| WHAT IS BEING ASKED |
Among the entries below, count the lines that contain the word "Accounts". Write down only the total.

Start of MATERIAL TO PROCESS

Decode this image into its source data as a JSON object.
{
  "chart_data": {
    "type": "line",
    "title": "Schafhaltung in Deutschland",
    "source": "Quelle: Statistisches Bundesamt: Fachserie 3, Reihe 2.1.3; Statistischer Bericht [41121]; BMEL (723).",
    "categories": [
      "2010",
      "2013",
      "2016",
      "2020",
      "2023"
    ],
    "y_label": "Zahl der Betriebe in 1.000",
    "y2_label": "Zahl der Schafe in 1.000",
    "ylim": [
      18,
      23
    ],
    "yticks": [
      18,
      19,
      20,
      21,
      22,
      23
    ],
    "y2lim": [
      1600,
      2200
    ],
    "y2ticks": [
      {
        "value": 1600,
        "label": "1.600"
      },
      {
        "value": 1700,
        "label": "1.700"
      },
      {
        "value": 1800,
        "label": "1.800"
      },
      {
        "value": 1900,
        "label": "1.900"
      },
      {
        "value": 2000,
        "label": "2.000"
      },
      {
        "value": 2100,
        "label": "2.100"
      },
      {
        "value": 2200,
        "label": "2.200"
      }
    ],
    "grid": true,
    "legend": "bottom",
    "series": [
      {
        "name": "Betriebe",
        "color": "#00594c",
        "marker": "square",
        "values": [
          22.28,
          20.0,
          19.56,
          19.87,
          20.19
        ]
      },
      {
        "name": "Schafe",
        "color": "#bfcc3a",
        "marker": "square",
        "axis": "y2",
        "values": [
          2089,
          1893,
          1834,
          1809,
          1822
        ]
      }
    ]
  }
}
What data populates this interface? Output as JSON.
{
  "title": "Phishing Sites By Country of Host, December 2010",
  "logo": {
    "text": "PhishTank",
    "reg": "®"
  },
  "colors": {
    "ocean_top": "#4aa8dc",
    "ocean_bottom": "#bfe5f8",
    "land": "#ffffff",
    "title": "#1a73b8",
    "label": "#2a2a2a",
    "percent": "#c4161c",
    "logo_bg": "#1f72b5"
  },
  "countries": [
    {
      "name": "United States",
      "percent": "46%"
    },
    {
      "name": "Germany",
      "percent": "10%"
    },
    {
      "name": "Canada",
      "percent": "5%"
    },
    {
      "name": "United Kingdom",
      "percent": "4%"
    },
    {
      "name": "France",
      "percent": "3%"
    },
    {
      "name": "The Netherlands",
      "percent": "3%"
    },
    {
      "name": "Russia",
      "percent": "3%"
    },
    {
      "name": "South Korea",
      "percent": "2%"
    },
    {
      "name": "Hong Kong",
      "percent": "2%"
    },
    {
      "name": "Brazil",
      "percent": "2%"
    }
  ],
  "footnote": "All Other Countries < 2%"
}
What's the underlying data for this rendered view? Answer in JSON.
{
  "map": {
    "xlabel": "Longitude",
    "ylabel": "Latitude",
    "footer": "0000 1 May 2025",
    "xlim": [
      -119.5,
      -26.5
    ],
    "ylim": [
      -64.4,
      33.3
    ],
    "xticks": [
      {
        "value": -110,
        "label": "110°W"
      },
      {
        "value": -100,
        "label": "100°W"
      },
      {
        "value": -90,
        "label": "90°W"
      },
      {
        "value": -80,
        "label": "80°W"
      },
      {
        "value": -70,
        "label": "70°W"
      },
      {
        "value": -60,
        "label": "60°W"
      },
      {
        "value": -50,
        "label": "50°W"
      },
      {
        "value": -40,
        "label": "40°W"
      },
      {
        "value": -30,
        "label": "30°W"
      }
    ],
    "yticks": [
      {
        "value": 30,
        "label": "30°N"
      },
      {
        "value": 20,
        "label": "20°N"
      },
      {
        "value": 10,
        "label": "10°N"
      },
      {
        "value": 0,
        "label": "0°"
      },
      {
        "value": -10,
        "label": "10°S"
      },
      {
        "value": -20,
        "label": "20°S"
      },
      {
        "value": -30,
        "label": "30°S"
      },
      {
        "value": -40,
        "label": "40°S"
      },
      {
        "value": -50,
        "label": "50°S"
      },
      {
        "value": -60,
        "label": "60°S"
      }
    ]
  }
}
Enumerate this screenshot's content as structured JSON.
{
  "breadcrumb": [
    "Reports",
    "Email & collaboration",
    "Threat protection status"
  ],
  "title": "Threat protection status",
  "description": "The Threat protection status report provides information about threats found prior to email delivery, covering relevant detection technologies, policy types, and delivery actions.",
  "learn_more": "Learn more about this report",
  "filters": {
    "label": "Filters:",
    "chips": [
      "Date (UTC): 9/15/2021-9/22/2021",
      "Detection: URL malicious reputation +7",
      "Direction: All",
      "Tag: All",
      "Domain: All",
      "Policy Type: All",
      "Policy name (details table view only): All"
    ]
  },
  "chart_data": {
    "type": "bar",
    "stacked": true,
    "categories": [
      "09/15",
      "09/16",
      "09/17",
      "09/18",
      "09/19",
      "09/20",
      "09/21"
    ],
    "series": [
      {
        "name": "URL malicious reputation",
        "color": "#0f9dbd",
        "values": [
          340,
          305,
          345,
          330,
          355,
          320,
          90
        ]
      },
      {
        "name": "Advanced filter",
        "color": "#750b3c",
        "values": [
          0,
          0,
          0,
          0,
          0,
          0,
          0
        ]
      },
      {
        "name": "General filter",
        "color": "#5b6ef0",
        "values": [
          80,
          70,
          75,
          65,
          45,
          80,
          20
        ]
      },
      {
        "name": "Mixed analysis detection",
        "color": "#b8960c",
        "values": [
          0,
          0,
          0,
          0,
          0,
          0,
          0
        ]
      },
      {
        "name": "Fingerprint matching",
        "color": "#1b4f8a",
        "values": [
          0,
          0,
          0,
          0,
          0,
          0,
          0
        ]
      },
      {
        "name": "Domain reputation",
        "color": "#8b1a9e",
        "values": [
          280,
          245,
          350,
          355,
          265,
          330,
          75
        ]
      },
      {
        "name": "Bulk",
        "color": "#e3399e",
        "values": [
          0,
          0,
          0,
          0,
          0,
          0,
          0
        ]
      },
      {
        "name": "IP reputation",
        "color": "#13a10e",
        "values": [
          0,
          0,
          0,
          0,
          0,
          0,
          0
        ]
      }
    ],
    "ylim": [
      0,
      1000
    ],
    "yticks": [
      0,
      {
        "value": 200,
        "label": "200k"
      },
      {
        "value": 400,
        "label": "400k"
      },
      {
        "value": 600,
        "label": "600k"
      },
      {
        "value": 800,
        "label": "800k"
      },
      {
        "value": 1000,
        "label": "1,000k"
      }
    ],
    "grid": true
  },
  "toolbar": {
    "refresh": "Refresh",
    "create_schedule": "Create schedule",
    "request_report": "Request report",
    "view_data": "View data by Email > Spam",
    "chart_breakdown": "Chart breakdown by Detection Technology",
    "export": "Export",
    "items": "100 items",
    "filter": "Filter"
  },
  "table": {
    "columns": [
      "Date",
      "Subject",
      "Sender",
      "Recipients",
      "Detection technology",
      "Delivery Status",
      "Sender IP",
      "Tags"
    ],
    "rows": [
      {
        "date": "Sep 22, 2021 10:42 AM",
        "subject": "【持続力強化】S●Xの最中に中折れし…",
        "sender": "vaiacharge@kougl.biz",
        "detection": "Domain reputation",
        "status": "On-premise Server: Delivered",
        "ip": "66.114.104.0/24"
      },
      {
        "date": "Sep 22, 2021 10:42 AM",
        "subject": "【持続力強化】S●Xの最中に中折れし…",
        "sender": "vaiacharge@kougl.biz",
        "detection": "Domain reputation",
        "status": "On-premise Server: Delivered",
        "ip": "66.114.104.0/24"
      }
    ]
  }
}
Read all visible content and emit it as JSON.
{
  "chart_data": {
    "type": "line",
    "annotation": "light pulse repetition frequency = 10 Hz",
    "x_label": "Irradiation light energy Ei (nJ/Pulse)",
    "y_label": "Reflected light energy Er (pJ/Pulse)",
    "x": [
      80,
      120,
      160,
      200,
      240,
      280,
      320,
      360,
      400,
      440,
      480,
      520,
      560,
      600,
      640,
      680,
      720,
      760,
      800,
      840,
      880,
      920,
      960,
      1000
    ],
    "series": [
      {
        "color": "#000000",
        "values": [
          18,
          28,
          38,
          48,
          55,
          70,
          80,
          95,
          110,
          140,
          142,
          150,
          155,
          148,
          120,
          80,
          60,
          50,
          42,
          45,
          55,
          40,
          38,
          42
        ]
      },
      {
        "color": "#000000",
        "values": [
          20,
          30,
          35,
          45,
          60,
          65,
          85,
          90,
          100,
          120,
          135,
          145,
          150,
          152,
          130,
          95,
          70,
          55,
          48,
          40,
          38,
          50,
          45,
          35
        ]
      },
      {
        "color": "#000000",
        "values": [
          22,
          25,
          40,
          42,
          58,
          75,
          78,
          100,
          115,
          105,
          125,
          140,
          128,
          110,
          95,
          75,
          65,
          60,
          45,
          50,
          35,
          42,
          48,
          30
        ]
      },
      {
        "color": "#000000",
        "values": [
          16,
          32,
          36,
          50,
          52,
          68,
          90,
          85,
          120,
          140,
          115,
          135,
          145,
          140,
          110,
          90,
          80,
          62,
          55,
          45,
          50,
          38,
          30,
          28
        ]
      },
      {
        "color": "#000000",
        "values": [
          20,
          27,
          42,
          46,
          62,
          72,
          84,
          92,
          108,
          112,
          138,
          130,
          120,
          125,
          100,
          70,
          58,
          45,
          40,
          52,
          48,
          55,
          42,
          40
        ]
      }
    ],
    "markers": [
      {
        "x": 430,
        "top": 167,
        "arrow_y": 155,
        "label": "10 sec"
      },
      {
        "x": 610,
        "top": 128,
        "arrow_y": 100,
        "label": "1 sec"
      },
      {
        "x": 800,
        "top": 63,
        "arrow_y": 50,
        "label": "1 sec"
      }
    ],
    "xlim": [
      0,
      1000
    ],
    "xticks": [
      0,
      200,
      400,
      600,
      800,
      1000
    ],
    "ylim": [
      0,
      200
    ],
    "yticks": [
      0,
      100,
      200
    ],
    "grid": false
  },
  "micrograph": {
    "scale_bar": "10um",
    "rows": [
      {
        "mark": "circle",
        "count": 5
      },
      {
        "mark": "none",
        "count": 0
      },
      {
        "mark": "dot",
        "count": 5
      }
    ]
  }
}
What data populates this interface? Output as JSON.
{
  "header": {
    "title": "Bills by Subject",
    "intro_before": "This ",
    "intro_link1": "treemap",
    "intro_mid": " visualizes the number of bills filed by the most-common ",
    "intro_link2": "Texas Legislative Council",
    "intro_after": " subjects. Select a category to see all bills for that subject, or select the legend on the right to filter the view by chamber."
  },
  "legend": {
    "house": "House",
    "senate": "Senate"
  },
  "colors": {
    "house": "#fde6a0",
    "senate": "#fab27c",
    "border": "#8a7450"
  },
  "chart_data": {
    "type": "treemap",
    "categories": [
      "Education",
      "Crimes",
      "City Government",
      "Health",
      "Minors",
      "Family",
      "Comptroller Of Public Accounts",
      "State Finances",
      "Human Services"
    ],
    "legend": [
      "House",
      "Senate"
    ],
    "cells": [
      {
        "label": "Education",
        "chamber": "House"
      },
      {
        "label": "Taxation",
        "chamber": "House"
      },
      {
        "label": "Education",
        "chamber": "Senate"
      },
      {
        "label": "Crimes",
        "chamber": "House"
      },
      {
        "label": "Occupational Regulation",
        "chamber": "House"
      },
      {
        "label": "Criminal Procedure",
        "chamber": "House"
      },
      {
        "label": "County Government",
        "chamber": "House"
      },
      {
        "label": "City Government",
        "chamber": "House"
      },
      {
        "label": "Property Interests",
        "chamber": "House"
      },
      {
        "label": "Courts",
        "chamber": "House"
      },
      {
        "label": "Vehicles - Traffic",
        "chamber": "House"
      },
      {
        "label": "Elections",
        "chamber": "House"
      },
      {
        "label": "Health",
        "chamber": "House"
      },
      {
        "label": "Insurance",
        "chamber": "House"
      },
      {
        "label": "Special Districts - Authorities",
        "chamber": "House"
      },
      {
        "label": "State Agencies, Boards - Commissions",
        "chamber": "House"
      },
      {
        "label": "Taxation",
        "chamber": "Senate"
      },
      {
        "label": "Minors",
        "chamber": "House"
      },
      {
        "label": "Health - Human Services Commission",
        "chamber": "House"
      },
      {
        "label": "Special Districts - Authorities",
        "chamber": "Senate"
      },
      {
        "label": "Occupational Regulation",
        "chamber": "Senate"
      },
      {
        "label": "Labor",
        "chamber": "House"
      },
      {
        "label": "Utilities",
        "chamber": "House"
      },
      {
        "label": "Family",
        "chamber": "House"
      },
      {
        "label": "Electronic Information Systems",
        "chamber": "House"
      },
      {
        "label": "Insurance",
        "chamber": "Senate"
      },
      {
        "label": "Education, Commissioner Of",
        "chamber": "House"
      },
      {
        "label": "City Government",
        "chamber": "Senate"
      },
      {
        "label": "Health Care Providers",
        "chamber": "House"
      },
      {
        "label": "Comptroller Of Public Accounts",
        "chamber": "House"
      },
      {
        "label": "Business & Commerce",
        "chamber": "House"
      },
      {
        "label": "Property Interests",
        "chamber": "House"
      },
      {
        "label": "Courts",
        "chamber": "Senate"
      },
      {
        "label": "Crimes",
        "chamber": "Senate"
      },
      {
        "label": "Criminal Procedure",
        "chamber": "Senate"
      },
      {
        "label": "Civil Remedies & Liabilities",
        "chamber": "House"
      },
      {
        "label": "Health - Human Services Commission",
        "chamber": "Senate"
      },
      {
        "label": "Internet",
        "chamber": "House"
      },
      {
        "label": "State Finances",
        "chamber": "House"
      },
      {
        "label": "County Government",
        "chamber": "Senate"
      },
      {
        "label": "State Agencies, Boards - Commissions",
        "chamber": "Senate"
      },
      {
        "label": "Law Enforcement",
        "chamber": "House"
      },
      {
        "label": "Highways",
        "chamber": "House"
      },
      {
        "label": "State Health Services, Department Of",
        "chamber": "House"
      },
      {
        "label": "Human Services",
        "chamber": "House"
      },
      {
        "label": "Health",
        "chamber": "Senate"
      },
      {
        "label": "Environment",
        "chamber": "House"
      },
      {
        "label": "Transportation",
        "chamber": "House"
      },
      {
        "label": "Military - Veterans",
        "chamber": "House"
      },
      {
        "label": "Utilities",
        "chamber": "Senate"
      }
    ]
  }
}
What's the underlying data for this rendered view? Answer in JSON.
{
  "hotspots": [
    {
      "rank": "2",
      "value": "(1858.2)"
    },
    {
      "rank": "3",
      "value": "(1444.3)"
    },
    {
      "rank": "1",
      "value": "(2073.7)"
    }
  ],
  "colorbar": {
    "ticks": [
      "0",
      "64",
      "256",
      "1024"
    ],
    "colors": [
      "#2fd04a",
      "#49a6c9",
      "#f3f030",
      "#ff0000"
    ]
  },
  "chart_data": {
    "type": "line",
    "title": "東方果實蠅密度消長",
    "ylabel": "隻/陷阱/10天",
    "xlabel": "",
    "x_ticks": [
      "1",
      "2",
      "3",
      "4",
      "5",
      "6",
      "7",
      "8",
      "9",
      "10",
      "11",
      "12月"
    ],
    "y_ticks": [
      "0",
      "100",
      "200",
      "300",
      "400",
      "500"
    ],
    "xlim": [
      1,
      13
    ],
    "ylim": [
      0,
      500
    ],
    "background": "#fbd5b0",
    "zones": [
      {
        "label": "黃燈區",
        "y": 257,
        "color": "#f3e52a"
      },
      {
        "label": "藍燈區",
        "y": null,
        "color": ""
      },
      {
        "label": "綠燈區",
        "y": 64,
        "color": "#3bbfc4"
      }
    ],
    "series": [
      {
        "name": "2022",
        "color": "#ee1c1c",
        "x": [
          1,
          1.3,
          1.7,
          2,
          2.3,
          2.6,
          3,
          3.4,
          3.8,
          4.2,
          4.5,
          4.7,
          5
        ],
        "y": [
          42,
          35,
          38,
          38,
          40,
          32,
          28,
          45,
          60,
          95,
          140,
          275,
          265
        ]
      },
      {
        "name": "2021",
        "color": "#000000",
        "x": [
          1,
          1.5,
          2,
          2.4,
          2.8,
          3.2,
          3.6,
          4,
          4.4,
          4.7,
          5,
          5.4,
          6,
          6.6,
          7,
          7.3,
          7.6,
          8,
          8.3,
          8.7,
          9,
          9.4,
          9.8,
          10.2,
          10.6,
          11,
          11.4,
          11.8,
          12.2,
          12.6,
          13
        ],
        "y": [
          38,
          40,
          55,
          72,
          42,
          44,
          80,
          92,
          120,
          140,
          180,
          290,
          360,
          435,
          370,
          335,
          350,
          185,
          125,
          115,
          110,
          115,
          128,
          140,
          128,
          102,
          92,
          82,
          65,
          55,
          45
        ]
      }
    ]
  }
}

End of MATERIAL TO PROCESS

| SOLVED PROBLEM |
2